# CHALLENGE
Determine how many lines include the string "object". Output that number only.

═══

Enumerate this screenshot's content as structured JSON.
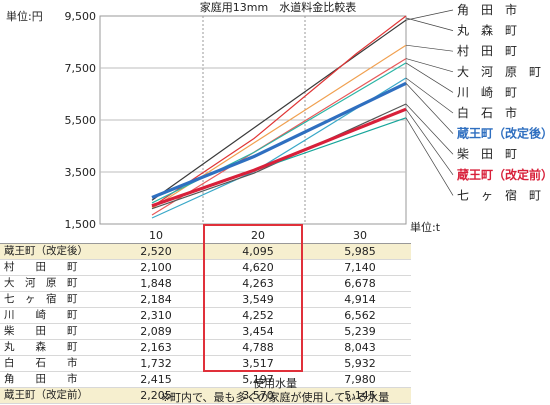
{
  "chart_data": {
    "type": "line",
    "title": "家庭用13mm　水道料金比較表",
    "y_unit_label": "単位:円",
    "x_unit_label": "単位:t",
    "x": [
      10,
      20,
      30
    ],
    "y_ticks": [
      "9,500",
      "7,500",
      "5,500",
      "3,500",
      "1,500"
    ],
    "y_tick_values": [
      9500,
      7500,
      5500,
      3500,
      1500
    ],
    "ylim": [
      1500,
      9500
    ],
    "xlabel": "使用水量",
    "highlight_x": 20,
    "series": [
      {
        "name": "角　田　市",
        "table_label": "角　　田　　市",
        "values": [
          2415,
          5197,
          7980
        ],
        "color": "#3a3a3a",
        "bold": false,
        "highlight": false
      },
      {
        "name": "丸　森　町",
        "table_label": "丸　　森　　町",
        "values": [
          2163,
          4788,
          8043
        ],
        "color": "#e03535",
        "bold": false,
        "highlight": false
      },
      {
        "name": "村　田　町",
        "table_label": "村　　田　　町",
        "values": [
          2100,
          4620,
          7140
        ],
        "color": "#f0a050",
        "bold": false,
        "highlight": false
      },
      {
        "name": "大　河　原　町",
        "table_label": "大　河　原　町",
        "values": [
          1848,
          4263,
          6678
        ],
        "color": "#e85a5a",
        "bold": false,
        "highlight": false
      },
      {
        "name": "川　崎　町",
        "table_label": "川　　崎　　町",
        "values": [
          2310,
          4252,
          6562
        ],
        "color": "#2bb5a5",
        "bold": false,
        "highlight": false
      },
      {
        "name": "白　石　市",
        "table_label": "白　　石　　市",
        "values": [
          1732,
          3517,
          5932
        ],
        "color": "#39a8c8",
        "bold": false,
        "highlight": false
      },
      {
        "name": "蔵王町（改定後）",
        "table_label": "蔵王町（改定後）",
        "values": [
          2520,
          4095,
          5985
        ],
        "color": "#2f6fc0",
        "bold": true,
        "highlight": true
      },
      {
        "name": "柴　田　町",
        "table_label": "柴　　田　　町",
        "values": [
          2089,
          3454,
          5239
        ],
        "color": "#555555",
        "bold": false,
        "highlight": false
      },
      {
        "name": "蔵王町（改定前）",
        "table_label": "蔵王町（改定前）",
        "values": [
          2205,
          3570,
          5145
        ],
        "color": "#d8203a",
        "bold": true,
        "highlight": true
      },
      {
        "name": "七　ヶ　宿　町",
        "table_label": "七　ヶ　宿　町",
        "values": [
          2184,
          3549,
          4914
        ],
        "color": "#16a59a",
        "bold": false,
        "highlight": false
      }
    ],
    "table_rows": [
      {
        "label": "蔵王町（改定後）",
        "values": [
          "2,520",
          "4,095",
          "5,985"
        ],
        "highlight": true
      },
      {
        "label": "村　　田　　町",
        "values": [
          "2,100",
          "4,620",
          "7,140"
        ],
        "highlight": false
      },
      {
        "label": "大　河　原　町",
        "values": [
          "1,848",
          "4,263",
          "6,678"
        ],
        "highlight": false
      },
      {
        "label": "七　ヶ　宿　町",
        "values": [
          "2,184",
          "3,549",
          "4,914"
        ],
        "highlight": false
      },
      {
        "label": "川　　崎　　町",
        "values": [
          "2,310",
          "4,252",
          "6,562"
        ],
        "highlight": false
      },
      {
        "label": "柴　　田　　町",
        "values": [
          "2,089",
          "3,454",
          "5,239"
        ],
        "highlight": false
      },
      {
        "label": "丸　　森　　町",
        "values": [
          "2,163",
          "4,788",
          "8,043"
        ],
        "highlight": false
      },
      {
        "label": "白　　石　　市",
        "values": [
          "1,732",
          "3,517",
          "5,932"
        ],
        "highlight": false
      },
      {
        "label": "角　　田　　市",
        "values": [
          "2,415",
          "5,197",
          "7,980"
        ],
        "highlight": false
      },
      {
        "label": "蔵王町（改定前）",
        "values": [
          "2,205",
          "3,570",
          "5,145"
        ],
        "highlight": true
      }
    ],
    "footnote": "※町内で、最も多くの家庭が使用している水量"
  }
}
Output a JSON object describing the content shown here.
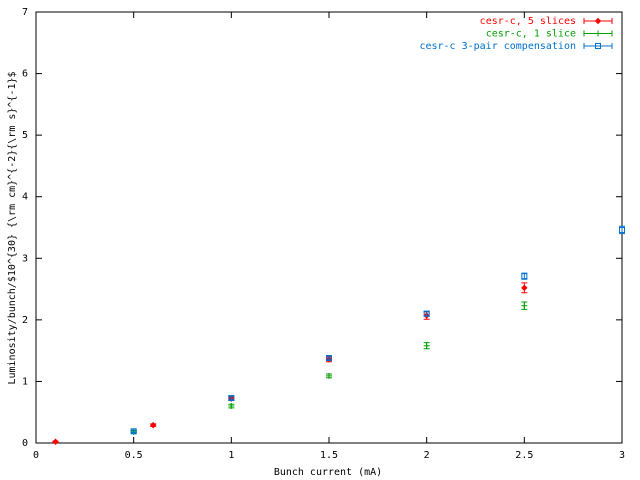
{
  "chart_data": {
    "type": "errorbar",
    "xlabel": "Bunch current (mA)",
    "ylabel": "Luminosity/bunch/$10^{30} {\\rm cm}^{-2}{\\rm s}^{-1}$",
    "xlim": [
      0,
      3
    ],
    "ylim": [
      0,
      7
    ],
    "xticks": [
      0,
      0.5,
      1,
      1.5,
      2,
      2.5,
      3
    ],
    "yticks": [
      0,
      1,
      2,
      3,
      4,
      5,
      6,
      7
    ],
    "legend": "upper right",
    "series": [
      {
        "name": "cesr-c, 5 slices",
        "color": "#ff0000",
        "marker": "diamond",
        "x": [
          0.1,
          0.6,
          1.0,
          1.5,
          2.0,
          2.5
        ],
        "values": [
          0.02,
          0.29,
          0.72,
          1.36,
          2.07,
          2.52
        ],
        "errors": [
          0.01,
          0.02,
          0.03,
          0.04,
          0.06,
          0.08
        ]
      },
      {
        "name": "cesr-c, 1 slice",
        "color": "#00a000",
        "marker": "plus",
        "x": [
          0.5,
          1.0,
          1.5,
          2.0,
          2.5
        ],
        "values": [
          0.18,
          0.6,
          1.09,
          1.58,
          2.23
        ],
        "errors": [
          0.02,
          0.03,
          0.03,
          0.05,
          0.06
        ]
      },
      {
        "name": "cesr-c 3-pair compensation",
        "color": "#0070d0",
        "marker": "square",
        "x": [
          0.5,
          1.0,
          1.5,
          2.0,
          2.5,
          3.0
        ],
        "values": [
          0.19,
          0.73,
          1.38,
          2.1,
          2.71,
          3.46
        ],
        "errors": [
          0.02,
          0.03,
          0.03,
          0.04,
          0.05,
          0.06
        ]
      }
    ]
  }
}
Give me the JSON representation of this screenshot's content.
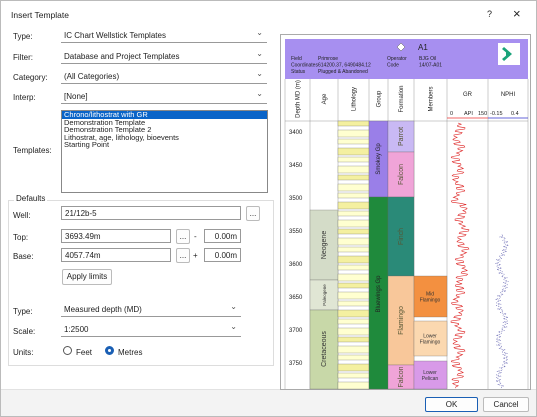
{
  "title_bar": {
    "title": "Insert Template",
    "help": "?",
    "close": "×"
  },
  "form": {
    "type": {
      "label": "Type:",
      "value": "IC Chart Wellstick Templates"
    },
    "filter": {
      "label": "Filter:",
      "value": "Database and Project Templates"
    },
    "category": {
      "label": "Category:",
      "value": "(All Categories)"
    },
    "interp": {
      "label": "Interp:",
      "value": "[None]"
    },
    "templates": {
      "label": "Templates:",
      "items": [
        "Chrono/lithostrat with GR",
        "Demonstration Template",
        "Demonstration Template 2",
        "Lithostrat, age, lithology, bioevents",
        "Starting Point"
      ]
    },
    "defaults": {
      "legend": "Defaults",
      "well": {
        "label": "Well:",
        "value": "21/12b-5",
        "browse": "..."
      },
      "top": {
        "label": "Top:",
        "value": "3693.49m",
        "browse": "...",
        "sign": "-",
        "offset": "0.00m"
      },
      "base": {
        "label": "Base:",
        "value": "4057.74m",
        "browse": "...",
        "sign": "+",
        "offset": "0.00m"
      },
      "apply": "Apply limits"
    },
    "depth_type": {
      "label": "Type:",
      "value": "Measured depth (MD)"
    },
    "scale": {
      "label": "Scale:",
      "value": "1:2500"
    },
    "units": {
      "label": "Units:",
      "options": [
        "Feet",
        "Metres"
      ]
    }
  },
  "preview": {
    "well": "A1",
    "header": [
      [
        "Field",
        "Primrose"
      ],
      [
        "Coordinates",
        "614200.37, 6490484.12"
      ],
      [
        "Status",
        "Plugged & Abandoned"
      ]
    ],
    "header_right": [
      [
        "Operator",
        "BJG Oil"
      ],
      [
        "Code",
        "14/07-A01"
      ]
    ],
    "columns": [
      "Depth MD (m)",
      "Age",
      "Lithology",
      "Group",
      "Formation",
      "Members",
      "GR",
      "NPHI"
    ],
    "gr_scale": [
      "0",
      "API",
      "150"
    ],
    "nphi_scale": [
      "-0.15",
      "0.4"
    ],
    "depths": [
      "3400",
      "3450",
      "3500",
      "3550",
      "3600",
      "3650",
      "3700",
      "3750"
    ],
    "ages": [
      "Neogene",
      "Paleogene",
      "Cretaceous"
    ],
    "groups": [
      "Smokey Gp",
      "Bluewings Gp"
    ],
    "formations": [
      "Parrot",
      "Falcon",
      "Finch",
      "Flamingo",
      "Falcon"
    ],
    "members": [
      "Mid Flamingo",
      "Lower Flamingo",
      "Lower Pelican"
    ]
  },
  "buttons": {
    "ok": "OK",
    "cancel": "Cancel"
  }
}
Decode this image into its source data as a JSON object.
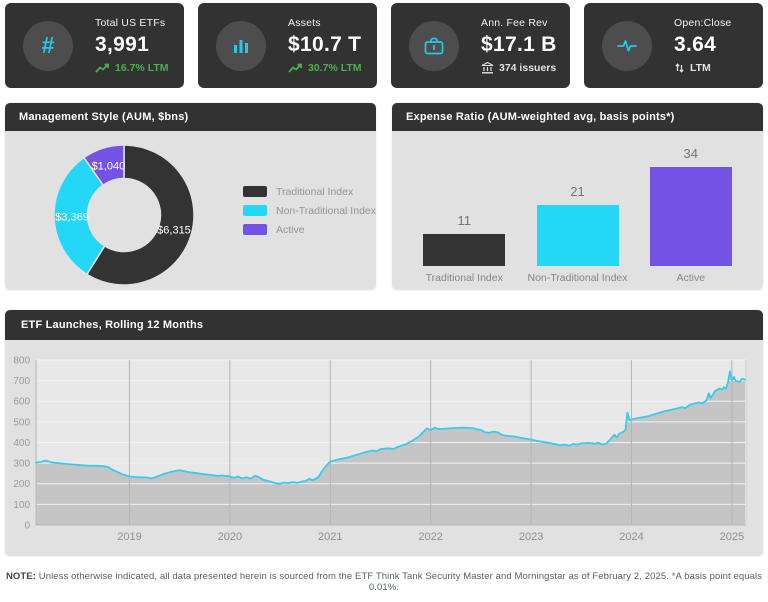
{
  "colors": {
    "card_bg": "#323232",
    "icon_circle_bg": "#4d4d4d",
    "accent_cyan": "#29c6e8",
    "green": "#4caf50",
    "panel_body_bg": "#e1e1e1",
    "series_dark": "#333333",
    "series_cyan": "#24d7f6",
    "series_purple": "#7452e4",
    "line_color": "#3bcbea",
    "area_fill": "#c3c3c3",
    "plot_bg": "#e8e8e8"
  },
  "kpi_cards": [
    {
      "icon": "hash-icon",
      "label": "Total US ETFs",
      "value": "3,991",
      "sub": "16.7% LTM",
      "sub_icon": "trending-up-icon"
    },
    {
      "icon": "bar-chart-icon",
      "label": "Assets",
      "value": "$10.7 T",
      "sub": "30.7% LTM",
      "sub_icon": "trending-up-icon"
    },
    {
      "icon": "briefcase-icon",
      "label": "Ann. Fee Rev",
      "value": "$17.1 B",
      "sub": "374 issuers",
      "sub_icon": "bank-icon"
    },
    {
      "icon": "activity-icon",
      "label": "Open:Close",
      "value": "3.64",
      "sub": "LTM",
      "sub_icon": "up-down-arrows-icon"
    }
  ],
  "chart_data": [
    {
      "type": "pie",
      "donut": true,
      "title": "Management Style (AUM, $bns)",
      "labels": [
        "Traditional Index",
        "Non-Traditional Index",
        "Active"
      ],
      "values": [
        6315,
        3369,
        1040
      ],
      "value_labels": [
        "$6,315",
        "$3,369",
        "$1,040"
      ],
      "colors": [
        "#333333",
        "#24d7f6",
        "#7452e4"
      ],
      "legend_position": "right",
      "start_angle_deg": 0,
      "direction": "clockwise"
    },
    {
      "type": "bar",
      "title": "Expense Ratio (AUM-weighted avg, basis points*)",
      "categories": [
        "Traditional Index",
        "Non-Traditional Index",
        "Active"
      ],
      "values": [
        11,
        21,
        34
      ],
      "colors": [
        "#333333",
        "#24d7f6",
        "#7452e4"
      ],
      "ylim": [
        0,
        36
      ],
      "grid": false,
      "value_labels_shown": true
    },
    {
      "type": "area",
      "title": "ETF Launches, Rolling 12 Months",
      "xlabel": "",
      "ylabel": "",
      "xlim": [
        2018.07,
        2025.14
      ],
      "ylim": [
        0,
        800
      ],
      "xticks": [
        2019,
        2020,
        2021,
        2022,
        2023,
        2024,
        2025
      ],
      "yticks": [
        0,
        100,
        200,
        300,
        400,
        500,
        600,
        700,
        800
      ],
      "grid": true,
      "legend_position": "none",
      "x": [
        2018.07,
        2018.12,
        2018.17,
        2018.21,
        2018.25,
        2018.33,
        2018.42,
        2018.5,
        2018.58,
        2018.67,
        2018.75,
        2018.79,
        2018.83,
        2018.92,
        2019.0,
        2019.08,
        2019.17,
        2019.21,
        2019.25,
        2019.33,
        2019.42,
        2019.5,
        2019.54,
        2019.58,
        2019.67,
        2019.75,
        2019.83,
        2019.88,
        2019.92,
        2020.0,
        2020.04,
        2020.08,
        2020.12,
        2020.17,
        2020.21,
        2020.25,
        2020.29,
        2020.33,
        2020.42,
        2020.46,
        2020.5,
        2020.54,
        2020.58,
        2020.63,
        2020.67,
        2020.71,
        2020.75,
        2020.79,
        2020.83,
        2020.88,
        2020.92,
        2020.96,
        2021.0,
        2021.08,
        2021.17,
        2021.25,
        2021.33,
        2021.42,
        2021.46,
        2021.5,
        2021.58,
        2021.63,
        2021.67,
        2021.75,
        2021.83,
        2021.88,
        2021.92,
        2021.96,
        2022.0,
        2022.04,
        2022.08,
        2022.17,
        2022.25,
        2022.33,
        2022.42,
        2022.46,
        2022.5,
        2022.54,
        2022.58,
        2022.63,
        2022.67,
        2022.71,
        2022.75,
        2022.83,
        2022.92,
        2023.0,
        2023.08,
        2023.17,
        2023.25,
        2023.29,
        2023.33,
        2023.38,
        2023.42,
        2023.46,
        2023.5,
        2023.58,
        2023.63,
        2023.67,
        2023.71,
        2023.75,
        2023.79,
        2023.83,
        2023.85,
        2023.88,
        2023.92,
        2023.94,
        2023.96,
        2023.98,
        2024.0,
        2024.08,
        2024.17,
        2024.25,
        2024.33,
        2024.42,
        2024.5,
        2024.54,
        2024.58,
        2024.67,
        2024.71,
        2024.75,
        2024.77,
        2024.79,
        2024.83,
        2024.88,
        2024.9,
        2024.92,
        2024.94,
        2024.96,
        2024.98,
        2025.0,
        2025.02,
        2025.04,
        2025.08,
        2025.1,
        2025.13
      ],
      "y": [
        303,
        306,
        313,
        305,
        302,
        298,
        294,
        291,
        288,
        287,
        285,
        280,
        268,
        248,
        235,
        232,
        231,
        226,
        230,
        246,
        258,
        266,
        262,
        257,
        251,
        246,
        242,
        238,
        240,
        236,
        229,
        235,
        226,
        231,
        224,
        239,
        232,
        220,
        208,
        202,
        200,
        206,
        203,
        208,
        204,
        210,
        213,
        224,
        217,
        232,
        262,
        288,
        308,
        318,
        327,
        338,
        350,
        361,
        357,
        368,
        372,
        369,
        378,
        391,
        412,
        428,
        448,
        468,
        460,
        472,
        465,
        468,
        471,
        472,
        470,
        464,
        461,
        450,
        447,
        453,
        449,
        437,
        433,
        429,
        421,
        414,
        406,
        399,
        392,
        386,
        390,
        385,
        393,
        389,
        396,
        398,
        394,
        398,
        391,
        394,
        416,
        438,
        424,
        442,
        452,
        460,
        545,
        508,
        512,
        520,
        528,
        540,
        552,
        561,
        571,
        567,
        583,
        594,
        590,
        607,
        638,
        616,
        648,
        663,
        655,
        668,
        660,
        690,
        745,
        702,
        718,
        698,
        694,
        710,
        705
      ]
    }
  ],
  "footer": {
    "note_label": "NOTE:",
    "note_text": " Unless otherwise indicated, all data presented herein is sourced from the ETF Think Tank Security Master and Morningstar as of February 2, 2025. *A basis point equals 0.01%."
  }
}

═══

# ANSWER BELOW
2